Your goal
Spot each line that carries the word "新布林极限"; copy those lines.

[Excerpt from a dataset]
------------------------------------------------

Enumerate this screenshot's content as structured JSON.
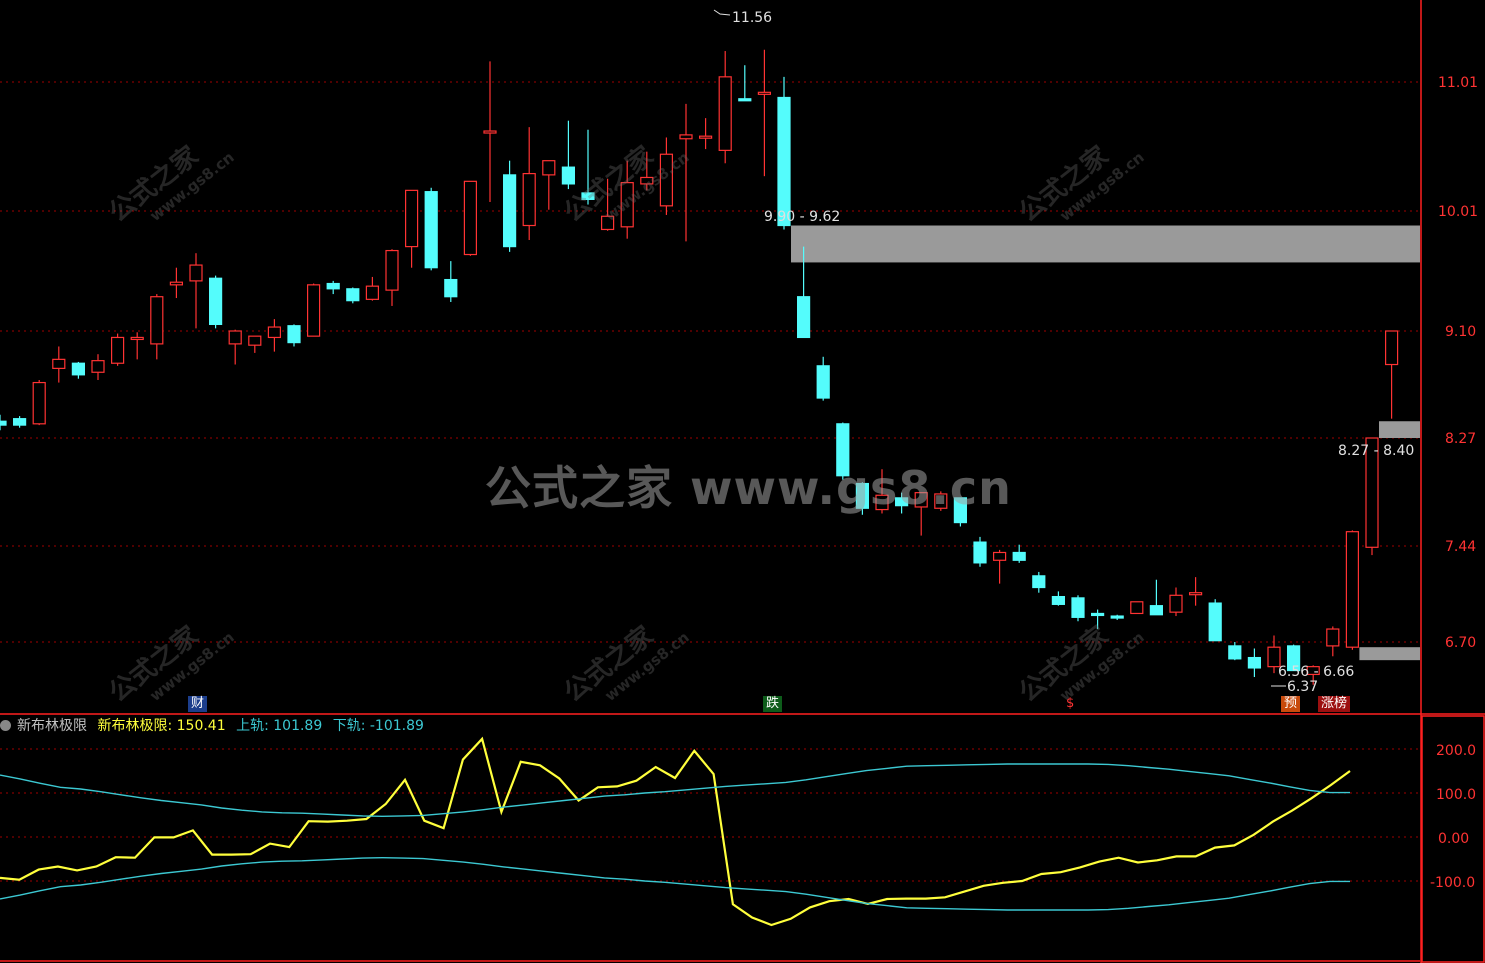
{
  "colors": {
    "up": "#ff3333",
    "down": "#54fcfc",
    "grid": "#a00000",
    "axis": "#ff2020",
    "zone": "#9a9a9a",
    "osc": "#ffff3c",
    "band": "#3cc8d2"
  },
  "watermark": "公式之家 www.gs8.cn",
  "watermark_diag": "公式之家",
  "watermark_diag_url": "www.gs8.cn",
  "main_axis_labels": [
    "11.01",
    "10.01",
    "9.10",
    "8.27",
    "7.44",
    "6.70"
  ],
  "sub_axis_labels": [
    "200.0",
    "100.0",
    "0.00",
    "-100.0"
  ],
  "annotations": {
    "high": "11.56",
    "low": "6.37",
    "zone1": "9.90 - 9.62",
    "zone2": "8.27 - 8.40",
    "zone3": "6.56 - 6.66"
  },
  "signals": {
    "cai": "财",
    "die": "跌",
    "dollar": "$",
    "yu": "预",
    "zhangbang": "涨榜"
  },
  "legend": {
    "name": "新布林极限",
    "main_label": "新布林极限:",
    "main_value": "150.41",
    "upper_label": "上轨:",
    "upper_value": "101.89",
    "lower_label": "下轨:",
    "lower_value": "-101.89"
  },
  "chart_data": [
    {
      "type": "candlestick",
      "y_axis_ticks": [
        11.01,
        10.01,
        9.1,
        8.27,
        7.44,
        6.7
      ],
      "candles": [
        [
          8.4,
          8.45,
          8.33,
          8.37
        ],
        [
          8.42,
          8.44,
          8.35,
          8.37
        ],
        [
          8.38,
          8.72,
          8.37,
          8.7
        ],
        [
          8.81,
          8.98,
          8.7,
          8.88
        ],
        [
          8.85,
          8.86,
          8.73,
          8.76
        ],
        [
          8.78,
          8.92,
          8.72,
          8.87
        ],
        [
          8.85,
          9.08,
          8.83,
          9.05
        ],
        [
          9.05,
          9.09,
          8.88,
          9.05
        ],
        [
          9.0,
          9.38,
          8.88,
          9.36
        ],
        [
          9.45,
          9.58,
          9.35,
          9.47
        ],
        [
          9.48,
          9.69,
          9.12,
          9.6
        ],
        [
          9.5,
          9.52,
          9.12,
          9.15
        ],
        [
          9.0,
          9.11,
          8.84,
          9.1
        ],
        [
          8.99,
          9.03,
          8.93,
          9.06
        ],
        [
          9.05,
          9.19,
          8.94,
          9.13
        ],
        [
          9.14,
          9.15,
          8.98,
          9.01
        ],
        [
          9.06,
          9.46,
          9.06,
          9.45
        ],
        [
          9.46,
          9.48,
          9.38,
          9.42
        ],
        [
          9.42,
          9.43,
          9.31,
          9.33
        ],
        [
          9.34,
          9.51,
          9.33,
          9.44
        ],
        [
          9.41,
          9.72,
          9.29,
          9.71
        ],
        [
          9.74,
          10.17,
          9.58,
          10.17
        ],
        [
          10.16,
          10.19,
          9.56,
          9.58
        ],
        [
          9.49,
          9.63,
          9.32,
          9.36
        ],
        [
          9.68,
          10.23,
          9.67,
          10.24
        ],
        [
          10.63,
          11.17,
          10.08,
          10.63
        ],
        [
          10.29,
          10.4,
          9.7,
          9.74
        ],
        [
          9.9,
          10.66,
          9.79,
          10.3
        ],
        [
          10.29,
          10.33,
          10.02,
          10.4
        ],
        [
          10.35,
          10.71,
          10.18,
          10.22
        ],
        [
          10.15,
          10.64,
          10.06,
          10.1
        ],
        [
          9.87,
          10.26,
          9.86,
          9.97
        ],
        [
          9.89,
          10.4,
          9.8,
          10.23
        ],
        [
          10.22,
          10.47,
          10.17,
          10.27
        ],
        [
          10.05,
          10.58,
          9.98,
          10.45
        ],
        [
          10.57,
          10.84,
          9.78,
          10.6
        ],
        [
          10.59,
          10.73,
          10.49,
          10.59
        ],
        [
          10.48,
          11.25,
          10.38,
          11.05
        ],
        [
          10.88,
          11.14,
          10.87,
          10.87
        ],
        [
          10.92,
          11.26,
          10.28,
          10.93
        ],
        [
          10.89,
          11.05,
          9.87,
          9.9
        ],
        [
          9.36,
          9.74,
          9.18,
          9.05
        ],
        [
          8.83,
          8.9,
          8.56,
          8.58
        ],
        [
          8.38,
          8.39,
          7.95,
          7.98
        ],
        [
          7.92,
          7.93,
          7.68,
          7.73
        ],
        [
          7.72,
          8.03,
          7.69,
          7.83
        ],
        [
          7.81,
          7.85,
          7.69,
          7.75
        ],
        [
          7.74,
          7.84,
          7.52,
          7.85
        ],
        [
          7.73,
          7.86,
          7.71,
          7.84
        ],
        [
          7.81,
          7.81,
          7.59,
          7.62
        ],
        [
          7.47,
          7.51,
          7.28,
          7.31
        ],
        [
          7.33,
          7.41,
          7.15,
          7.39
        ],
        [
          7.39,
          7.45,
          7.31,
          7.33
        ],
        [
          7.21,
          7.24,
          7.08,
          7.12
        ],
        [
          7.05,
          7.09,
          6.98,
          6.99
        ],
        [
          7.04,
          7.06,
          6.86,
          6.89
        ],
        [
          6.92,
          6.95,
          6.8,
          6.91
        ],
        [
          6.9,
          6.91,
          6.87,
          6.89
        ],
        [
          6.92,
          6.99,
          6.94,
          7.01
        ],
        [
          6.98,
          7.18,
          6.91,
          6.91
        ],
        [
          6.93,
          7.12,
          6.9,
          7.06
        ],
        [
          7.07,
          7.2,
          6.98,
          7.08
        ],
        [
          7.0,
          7.03,
          6.71,
          6.71
        ],
        [
          6.67,
          6.7,
          6.56,
          6.57
        ],
        [
          6.58,
          6.65,
          6.43,
          6.5
        ],
        [
          6.51,
          6.75,
          6.46,
          6.66
        ],
        [
          6.67,
          6.68,
          6.48,
          6.48
        ],
        [
          6.45,
          6.52,
          6.37,
          6.51
        ],
        [
          6.67,
          6.82,
          6.59,
          6.8
        ],
        [
          6.66,
          7.56,
          6.64,
          7.55
        ],
        [
          7.43,
          8.27,
          7.37,
          8.27
        ],
        [
          8.84,
          9.09,
          8.42,
          9.1
        ]
      ],
      "zones": [
        {
          "from_index": 40,
          "high": 9.9,
          "low": 9.62
        },
        {
          "from_index": 70,
          "high": 8.4,
          "low": 8.27
        },
        {
          "from_index": 69,
          "high": 6.66,
          "low": 6.56
        }
      ]
    },
    {
      "type": "line",
      "title": "新布林极限",
      "y_axis_ticks": [
        200,
        100,
        0,
        -100
      ],
      "series": [
        {
          "name": "新布林极限",
          "values": [
            -93,
            -97,
            -74,
            -67,
            -76,
            -67,
            -46,
            -47,
            -1,
            -1,
            15,
            -40,
            -40,
            -39,
            -15,
            -23,
            36,
            35,
            37,
            41,
            75,
            130,
            37,
            20,
            176,
            223,
            57,
            171,
            163,
            133,
            83,
            113,
            115,
            128,
            159,
            134,
            196,
            143,
            -153,
            -183,
            -200,
            -186,
            -160,
            -146,
            -141,
            -152,
            -141,
            -140,
            -140,
            -137,
            -124,
            -111,
            -104,
            -100,
            -84,
            -80,
            -69,
            -56,
            -47,
            -58,
            -53,
            -44,
            -44,
            -24,
            -19,
            5,
            35,
            60,
            88,
            118,
            150
          ]
        },
        {
          "name": "上轨",
          "values": [
            141,
            132,
            122,
            113,
            109,
            103,
            96,
            89,
            83,
            78,
            73,
            66,
            61,
            57,
            55,
            54,
            52,
            50,
            48,
            47,
            48,
            49,
            53,
            57,
            62,
            68,
            73,
            78,
            83,
            88,
            93,
            96,
            100,
            103,
            107,
            111,
            115,
            118,
            121,
            124,
            130,
            137,
            144,
            151,
            156,
            161,
            162,
            163,
            164,
            165,
            166,
            166,
            166,
            166,
            166,
            165,
            162,
            158,
            154,
            149,
            144,
            139,
            131,
            123,
            114,
            106,
            101,
            101
          ]
        },
        {
          "name": "下轨",
          "values": [
            -141,
            -132,
            -122,
            -113,
            -109,
            -103,
            -96,
            -89,
            -83,
            -78,
            -73,
            -66,
            -61,
            -57,
            -55,
            -54,
            -52,
            -50,
            -48,
            -47,
            -48,
            -49,
            -53,
            -57,
            -62,
            -68,
            -73,
            -78,
            -83,
            -88,
            -93,
            -96,
            -100,
            -103,
            -107,
            -111,
            -115,
            -118,
            -121,
            -124,
            -130,
            -137,
            -144,
            -151,
            -156,
            -161,
            -162,
            -163,
            -164,
            -165,
            -166,
            -166,
            -166,
            -166,
            -166,
            -165,
            -162,
            -158,
            -154,
            -149,
            -144,
            -139,
            -131,
            -123,
            -114,
            -106,
            -101,
            -101
          ]
        }
      ]
    }
  ]
}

------------------------------------------------

The solution
    "name": "新布林极限",
    "main_label": "新布林极限:",
      "title": "新布林极限",
          "name": "新布林极限",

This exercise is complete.